## The exercise
Locate all lines in the data below that hold "Allah" and show them.
+ + + +
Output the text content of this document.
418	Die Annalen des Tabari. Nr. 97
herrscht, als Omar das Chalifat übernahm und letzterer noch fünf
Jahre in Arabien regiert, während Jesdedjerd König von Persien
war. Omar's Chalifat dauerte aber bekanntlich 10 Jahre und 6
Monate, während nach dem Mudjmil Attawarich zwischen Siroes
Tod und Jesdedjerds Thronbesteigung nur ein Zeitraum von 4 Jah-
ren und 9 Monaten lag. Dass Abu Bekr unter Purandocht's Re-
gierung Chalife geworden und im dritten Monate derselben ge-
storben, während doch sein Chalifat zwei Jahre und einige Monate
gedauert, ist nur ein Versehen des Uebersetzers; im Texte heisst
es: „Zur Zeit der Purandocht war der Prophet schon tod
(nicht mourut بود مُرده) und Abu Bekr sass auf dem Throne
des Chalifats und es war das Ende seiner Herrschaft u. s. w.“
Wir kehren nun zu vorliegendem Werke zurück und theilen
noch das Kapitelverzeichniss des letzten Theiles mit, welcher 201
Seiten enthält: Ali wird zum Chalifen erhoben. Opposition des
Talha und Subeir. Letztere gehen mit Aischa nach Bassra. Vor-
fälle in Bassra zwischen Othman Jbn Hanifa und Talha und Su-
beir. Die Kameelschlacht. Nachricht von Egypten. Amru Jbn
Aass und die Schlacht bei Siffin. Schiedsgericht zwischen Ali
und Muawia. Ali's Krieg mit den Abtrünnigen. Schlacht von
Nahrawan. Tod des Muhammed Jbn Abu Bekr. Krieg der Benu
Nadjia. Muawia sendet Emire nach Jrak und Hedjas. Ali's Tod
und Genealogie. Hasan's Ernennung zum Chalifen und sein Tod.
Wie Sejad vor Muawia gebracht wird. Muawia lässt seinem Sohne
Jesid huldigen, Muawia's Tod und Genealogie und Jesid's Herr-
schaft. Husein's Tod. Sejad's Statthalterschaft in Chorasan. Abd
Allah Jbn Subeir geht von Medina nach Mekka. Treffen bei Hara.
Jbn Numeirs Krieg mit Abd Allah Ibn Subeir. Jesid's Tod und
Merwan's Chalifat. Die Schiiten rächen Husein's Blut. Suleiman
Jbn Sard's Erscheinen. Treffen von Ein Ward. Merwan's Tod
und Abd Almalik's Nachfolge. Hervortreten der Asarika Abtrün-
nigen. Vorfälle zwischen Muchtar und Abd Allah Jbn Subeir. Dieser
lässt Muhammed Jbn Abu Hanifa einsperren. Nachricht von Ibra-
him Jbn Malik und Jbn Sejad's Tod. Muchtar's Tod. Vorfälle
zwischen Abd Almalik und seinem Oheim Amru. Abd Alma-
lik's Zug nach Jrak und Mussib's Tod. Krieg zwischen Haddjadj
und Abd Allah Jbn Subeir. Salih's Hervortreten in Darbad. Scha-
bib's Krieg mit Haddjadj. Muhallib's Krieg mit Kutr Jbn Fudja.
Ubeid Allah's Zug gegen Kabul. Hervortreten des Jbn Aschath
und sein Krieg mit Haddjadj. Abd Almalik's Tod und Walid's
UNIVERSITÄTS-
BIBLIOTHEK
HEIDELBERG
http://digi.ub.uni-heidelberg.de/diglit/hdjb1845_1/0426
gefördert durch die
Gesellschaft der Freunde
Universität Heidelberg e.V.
+ + + +
## Complete answer
Allah Jbn Subeir geht von Medina nach Mekka. Treffen bei Hara.
Jbn Numeirs Krieg mit Abd Allah Ibn Subeir. Jesid's Tod und
nigen. Vorfälle zwischen Muchtar und Abd Allah Jbn Subeir. Dieser
und Abd Allah Jbn Subeir. Salih's Hervortreten in Darbad. Scha-
Ubeid Allah's Zug gegen Kabul. Hervortreten des Jbn Aschath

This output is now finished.